**DATASET RECORDS**
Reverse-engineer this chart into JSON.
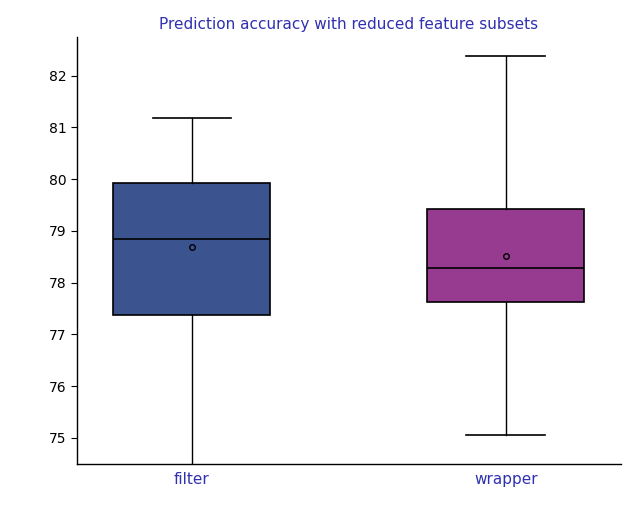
{
  "title": "Prediction accuracy with reduced feature subsets",
  "title_color": "#3030b0",
  "categories": [
    "filter",
    "wrapper"
  ],
  "box_data": {
    "filter": {
      "whislo": 74.18,
      "q1": 77.38,
      "med": 78.85,
      "q3": 79.92,
      "whishi": 81.18,
      "mean": 78.68,
      "fliers": []
    },
    "wrapper": {
      "whislo": 75.05,
      "q1": 77.62,
      "med": 78.28,
      "q3": 79.42,
      "whishi": 82.38,
      "mean": 78.52,
      "fliers": []
    }
  },
  "box_colors": [
    "#3b5490",
    "#963b90"
  ],
  "mean_marker": "o",
  "mean_marker_size": 4,
  "mean_marker_color": "black",
  "mean_marker_facecolor": "none",
  "ylim": [
    74.5,
    82.75
  ],
  "yticks": [
    75,
    76,
    77,
    78,
    79,
    80,
    81,
    82
  ],
  "xlabel_color": "#3030b0",
  "background_color": "#ffffff",
  "figsize": [
    6.4,
    5.27
  ],
  "dpi": 100,
  "box_width": 0.75,
  "positions": [
    1,
    2.5
  ]
}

**STATED PROBLEM**
Reproduce the records, all of them, word for word; omit the pictures.

**ANSWER TO THE TASK**
Reverse-engineer this chart into JSON.
{
  "title": "Prediction accuracy with reduced feature subsets",
  "title_color": "#3030b0",
  "categories": [
    "filter",
    "wrapper"
  ],
  "box_data": {
    "filter": {
      "whislo": 74.18,
      "q1": 77.38,
      "med": 78.85,
      "q3": 79.92,
      "whishi": 81.18,
      "mean": 78.68,
      "fliers": []
    },
    "wrapper": {
      "whislo": 75.05,
      "q1": 77.62,
      "med": 78.28,
      "q3": 79.42,
      "whishi": 82.38,
      "mean": 78.52,
      "fliers": []
    }
  },
  "box_colors": [
    "#3b5490",
    "#963b90"
  ],
  "mean_marker": "o",
  "mean_marker_size": 4,
  "mean_marker_color": "black",
  "mean_marker_facecolor": "none",
  "ylim": [
    74.5,
    82.75
  ],
  "yticks": [
    75,
    76,
    77,
    78,
    79,
    80,
    81,
    82
  ],
  "xlabel_color": "#3030b0",
  "background_color": "#ffffff",
  "figsize": [
    6.4,
    5.27
  ],
  "dpi": 100,
  "box_width": 0.75,
  "positions": [
    1,
    2.5
  ]
}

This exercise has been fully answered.